> **What is needed**
What is the number of lines holding the word "Choice"? Give that number alone.

-- START OF Raw data --

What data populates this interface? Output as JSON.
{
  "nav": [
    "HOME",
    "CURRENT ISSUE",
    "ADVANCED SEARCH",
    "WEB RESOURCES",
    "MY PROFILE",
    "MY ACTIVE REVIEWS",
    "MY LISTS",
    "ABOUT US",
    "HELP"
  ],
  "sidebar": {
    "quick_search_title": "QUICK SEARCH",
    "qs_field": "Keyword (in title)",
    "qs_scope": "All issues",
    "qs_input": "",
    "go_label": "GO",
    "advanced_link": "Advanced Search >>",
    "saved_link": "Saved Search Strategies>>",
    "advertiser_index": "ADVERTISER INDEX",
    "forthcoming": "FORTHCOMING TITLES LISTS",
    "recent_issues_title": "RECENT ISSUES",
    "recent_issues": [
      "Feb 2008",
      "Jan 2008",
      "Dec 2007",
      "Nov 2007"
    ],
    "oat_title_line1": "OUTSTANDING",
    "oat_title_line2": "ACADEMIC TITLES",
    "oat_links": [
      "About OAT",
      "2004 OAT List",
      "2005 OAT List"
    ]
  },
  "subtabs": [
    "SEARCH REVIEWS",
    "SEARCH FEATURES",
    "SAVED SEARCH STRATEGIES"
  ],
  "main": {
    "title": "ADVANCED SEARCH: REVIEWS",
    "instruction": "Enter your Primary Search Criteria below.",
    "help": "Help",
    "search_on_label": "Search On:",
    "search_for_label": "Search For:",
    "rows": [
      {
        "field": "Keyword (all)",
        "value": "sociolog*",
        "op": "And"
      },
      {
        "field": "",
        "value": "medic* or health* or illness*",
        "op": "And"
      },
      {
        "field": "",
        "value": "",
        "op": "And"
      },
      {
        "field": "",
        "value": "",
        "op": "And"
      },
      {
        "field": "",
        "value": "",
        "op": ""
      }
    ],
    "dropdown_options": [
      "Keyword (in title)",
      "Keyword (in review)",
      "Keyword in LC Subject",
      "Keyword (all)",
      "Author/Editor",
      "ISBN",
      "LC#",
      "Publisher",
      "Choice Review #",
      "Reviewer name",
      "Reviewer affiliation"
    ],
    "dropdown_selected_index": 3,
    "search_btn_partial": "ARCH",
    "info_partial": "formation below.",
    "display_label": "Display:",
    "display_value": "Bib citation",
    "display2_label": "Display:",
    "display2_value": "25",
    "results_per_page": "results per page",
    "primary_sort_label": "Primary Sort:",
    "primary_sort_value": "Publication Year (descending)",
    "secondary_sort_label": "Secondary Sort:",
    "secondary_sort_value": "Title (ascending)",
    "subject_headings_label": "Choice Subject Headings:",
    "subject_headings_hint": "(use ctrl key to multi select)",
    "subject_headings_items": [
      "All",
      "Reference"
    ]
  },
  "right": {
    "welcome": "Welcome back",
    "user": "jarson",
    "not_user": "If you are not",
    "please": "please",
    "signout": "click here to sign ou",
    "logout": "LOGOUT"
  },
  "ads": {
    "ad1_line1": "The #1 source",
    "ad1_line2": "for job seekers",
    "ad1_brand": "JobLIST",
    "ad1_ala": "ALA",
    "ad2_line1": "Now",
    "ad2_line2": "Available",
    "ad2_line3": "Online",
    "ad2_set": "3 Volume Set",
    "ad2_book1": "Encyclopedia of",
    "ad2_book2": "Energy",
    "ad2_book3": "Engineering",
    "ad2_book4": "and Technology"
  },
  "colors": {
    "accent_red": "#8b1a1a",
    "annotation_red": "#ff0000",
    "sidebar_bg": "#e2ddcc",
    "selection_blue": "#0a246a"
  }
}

-- END OF Raw data --
-- START OF Raw data --

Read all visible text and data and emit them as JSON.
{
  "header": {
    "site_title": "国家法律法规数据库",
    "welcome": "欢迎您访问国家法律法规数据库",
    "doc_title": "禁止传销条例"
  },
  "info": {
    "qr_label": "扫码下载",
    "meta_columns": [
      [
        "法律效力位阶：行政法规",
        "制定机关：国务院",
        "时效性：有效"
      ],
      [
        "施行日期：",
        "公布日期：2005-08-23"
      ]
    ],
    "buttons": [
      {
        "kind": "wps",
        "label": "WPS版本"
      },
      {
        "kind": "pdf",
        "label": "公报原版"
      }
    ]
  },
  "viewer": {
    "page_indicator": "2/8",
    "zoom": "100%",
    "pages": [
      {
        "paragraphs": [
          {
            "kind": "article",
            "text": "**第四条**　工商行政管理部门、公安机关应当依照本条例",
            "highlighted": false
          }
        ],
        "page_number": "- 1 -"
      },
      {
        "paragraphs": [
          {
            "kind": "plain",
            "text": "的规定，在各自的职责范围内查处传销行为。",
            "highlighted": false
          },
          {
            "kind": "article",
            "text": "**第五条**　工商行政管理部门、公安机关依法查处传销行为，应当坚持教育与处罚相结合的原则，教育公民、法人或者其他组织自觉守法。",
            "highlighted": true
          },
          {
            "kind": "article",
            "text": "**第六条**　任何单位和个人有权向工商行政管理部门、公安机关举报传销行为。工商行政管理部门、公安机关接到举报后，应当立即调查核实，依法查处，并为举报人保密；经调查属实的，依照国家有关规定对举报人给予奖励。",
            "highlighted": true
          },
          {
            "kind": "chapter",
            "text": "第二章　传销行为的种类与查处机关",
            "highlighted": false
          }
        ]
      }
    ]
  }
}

-- END OF Raw data --

> **Solution for this task**
2